YOUR OBJECTIVE: Note each line that includes the word "اجازه". Copy those lines.

SUPPLIED DATA:
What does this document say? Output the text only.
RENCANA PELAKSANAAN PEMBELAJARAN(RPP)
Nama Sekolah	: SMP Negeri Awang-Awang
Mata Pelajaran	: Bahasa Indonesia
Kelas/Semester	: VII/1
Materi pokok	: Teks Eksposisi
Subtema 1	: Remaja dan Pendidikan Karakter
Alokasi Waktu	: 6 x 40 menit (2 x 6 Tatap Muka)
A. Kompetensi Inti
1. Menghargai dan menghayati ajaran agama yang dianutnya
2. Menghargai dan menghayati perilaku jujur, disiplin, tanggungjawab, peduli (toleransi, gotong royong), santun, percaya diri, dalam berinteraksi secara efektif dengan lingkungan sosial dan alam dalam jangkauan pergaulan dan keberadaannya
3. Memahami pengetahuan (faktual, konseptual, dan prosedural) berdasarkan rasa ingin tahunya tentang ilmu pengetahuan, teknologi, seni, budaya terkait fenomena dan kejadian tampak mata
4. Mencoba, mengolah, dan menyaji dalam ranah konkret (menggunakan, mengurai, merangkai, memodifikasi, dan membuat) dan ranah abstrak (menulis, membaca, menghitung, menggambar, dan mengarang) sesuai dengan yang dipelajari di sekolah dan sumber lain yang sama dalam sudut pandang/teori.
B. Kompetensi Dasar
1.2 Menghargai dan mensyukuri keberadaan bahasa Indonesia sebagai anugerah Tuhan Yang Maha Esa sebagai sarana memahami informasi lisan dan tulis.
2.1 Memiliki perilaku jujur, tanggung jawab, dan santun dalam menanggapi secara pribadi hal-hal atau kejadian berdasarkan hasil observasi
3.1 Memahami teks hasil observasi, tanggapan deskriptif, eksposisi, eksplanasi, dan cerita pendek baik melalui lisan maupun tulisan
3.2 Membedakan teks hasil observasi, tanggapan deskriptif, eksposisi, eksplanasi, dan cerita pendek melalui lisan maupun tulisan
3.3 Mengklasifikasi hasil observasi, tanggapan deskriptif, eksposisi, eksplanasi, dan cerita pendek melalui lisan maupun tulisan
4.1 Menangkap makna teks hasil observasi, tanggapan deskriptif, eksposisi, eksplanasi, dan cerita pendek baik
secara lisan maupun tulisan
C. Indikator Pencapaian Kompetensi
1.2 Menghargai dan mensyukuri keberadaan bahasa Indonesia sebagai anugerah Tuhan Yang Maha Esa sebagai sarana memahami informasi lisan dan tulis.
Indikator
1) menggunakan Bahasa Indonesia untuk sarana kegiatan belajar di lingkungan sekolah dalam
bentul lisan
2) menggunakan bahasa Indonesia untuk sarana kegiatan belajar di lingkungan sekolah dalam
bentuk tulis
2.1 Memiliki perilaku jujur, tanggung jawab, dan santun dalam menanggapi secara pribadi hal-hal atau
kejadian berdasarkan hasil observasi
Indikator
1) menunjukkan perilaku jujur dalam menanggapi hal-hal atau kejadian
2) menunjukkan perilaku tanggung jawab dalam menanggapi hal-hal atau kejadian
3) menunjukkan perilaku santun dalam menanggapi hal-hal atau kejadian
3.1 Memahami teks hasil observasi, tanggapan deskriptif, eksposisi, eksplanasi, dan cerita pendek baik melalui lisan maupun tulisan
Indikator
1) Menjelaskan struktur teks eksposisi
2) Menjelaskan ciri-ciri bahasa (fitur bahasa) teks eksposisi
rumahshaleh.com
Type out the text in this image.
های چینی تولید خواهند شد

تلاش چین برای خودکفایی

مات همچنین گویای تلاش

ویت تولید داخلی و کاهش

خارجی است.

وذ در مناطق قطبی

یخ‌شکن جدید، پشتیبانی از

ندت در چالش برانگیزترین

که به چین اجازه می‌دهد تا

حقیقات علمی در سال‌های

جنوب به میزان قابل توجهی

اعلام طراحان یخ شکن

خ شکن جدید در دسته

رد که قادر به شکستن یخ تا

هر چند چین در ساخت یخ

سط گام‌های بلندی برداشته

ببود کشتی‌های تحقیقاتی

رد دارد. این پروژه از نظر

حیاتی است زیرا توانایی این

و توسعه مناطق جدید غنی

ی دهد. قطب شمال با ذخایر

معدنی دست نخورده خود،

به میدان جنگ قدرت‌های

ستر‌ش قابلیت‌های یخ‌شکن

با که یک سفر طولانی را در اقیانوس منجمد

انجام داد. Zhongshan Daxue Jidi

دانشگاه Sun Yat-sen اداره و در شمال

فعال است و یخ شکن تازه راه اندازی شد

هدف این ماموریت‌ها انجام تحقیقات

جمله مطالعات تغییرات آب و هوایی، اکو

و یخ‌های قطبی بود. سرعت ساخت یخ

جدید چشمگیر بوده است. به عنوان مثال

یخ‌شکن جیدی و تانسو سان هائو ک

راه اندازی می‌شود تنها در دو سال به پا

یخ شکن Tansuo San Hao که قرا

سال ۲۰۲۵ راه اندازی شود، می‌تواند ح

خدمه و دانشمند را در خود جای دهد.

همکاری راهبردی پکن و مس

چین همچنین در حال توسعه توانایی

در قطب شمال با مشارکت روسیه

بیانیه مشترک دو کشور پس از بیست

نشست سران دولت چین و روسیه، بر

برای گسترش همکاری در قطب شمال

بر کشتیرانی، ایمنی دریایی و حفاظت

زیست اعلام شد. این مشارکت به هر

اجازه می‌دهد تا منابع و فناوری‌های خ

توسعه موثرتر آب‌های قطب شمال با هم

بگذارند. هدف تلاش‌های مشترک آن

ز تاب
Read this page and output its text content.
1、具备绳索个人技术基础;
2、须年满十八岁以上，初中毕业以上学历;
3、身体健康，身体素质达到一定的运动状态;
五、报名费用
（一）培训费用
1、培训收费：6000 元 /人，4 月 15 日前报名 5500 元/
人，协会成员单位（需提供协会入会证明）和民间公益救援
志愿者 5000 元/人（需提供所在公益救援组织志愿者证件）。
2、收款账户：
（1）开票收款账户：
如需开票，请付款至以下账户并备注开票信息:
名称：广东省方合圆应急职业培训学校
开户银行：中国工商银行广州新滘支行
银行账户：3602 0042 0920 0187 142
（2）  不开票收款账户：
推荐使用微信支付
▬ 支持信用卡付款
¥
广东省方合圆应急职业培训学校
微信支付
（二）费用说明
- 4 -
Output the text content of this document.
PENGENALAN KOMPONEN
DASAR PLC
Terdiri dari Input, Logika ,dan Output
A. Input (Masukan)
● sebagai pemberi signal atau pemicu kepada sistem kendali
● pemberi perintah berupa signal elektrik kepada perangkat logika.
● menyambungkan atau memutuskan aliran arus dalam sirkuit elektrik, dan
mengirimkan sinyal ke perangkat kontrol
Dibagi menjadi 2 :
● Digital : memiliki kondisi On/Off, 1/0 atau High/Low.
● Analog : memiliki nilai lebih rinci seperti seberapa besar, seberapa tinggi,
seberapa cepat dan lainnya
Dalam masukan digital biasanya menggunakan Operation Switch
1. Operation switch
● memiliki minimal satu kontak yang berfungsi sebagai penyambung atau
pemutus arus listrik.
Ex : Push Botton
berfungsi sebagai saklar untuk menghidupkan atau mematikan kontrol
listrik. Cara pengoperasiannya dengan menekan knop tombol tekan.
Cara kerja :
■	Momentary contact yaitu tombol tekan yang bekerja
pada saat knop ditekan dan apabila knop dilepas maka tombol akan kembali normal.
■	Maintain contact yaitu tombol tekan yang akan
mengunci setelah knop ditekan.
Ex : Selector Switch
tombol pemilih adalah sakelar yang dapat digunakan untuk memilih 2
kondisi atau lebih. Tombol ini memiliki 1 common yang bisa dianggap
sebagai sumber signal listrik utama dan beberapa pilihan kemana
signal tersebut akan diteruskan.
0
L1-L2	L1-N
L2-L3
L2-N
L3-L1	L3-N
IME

SOLUTION TO THE EXERCISE:
که به چین اجازه می‌دهد تا
اجازه می‌دهد تا منابع و فناوری‌های خ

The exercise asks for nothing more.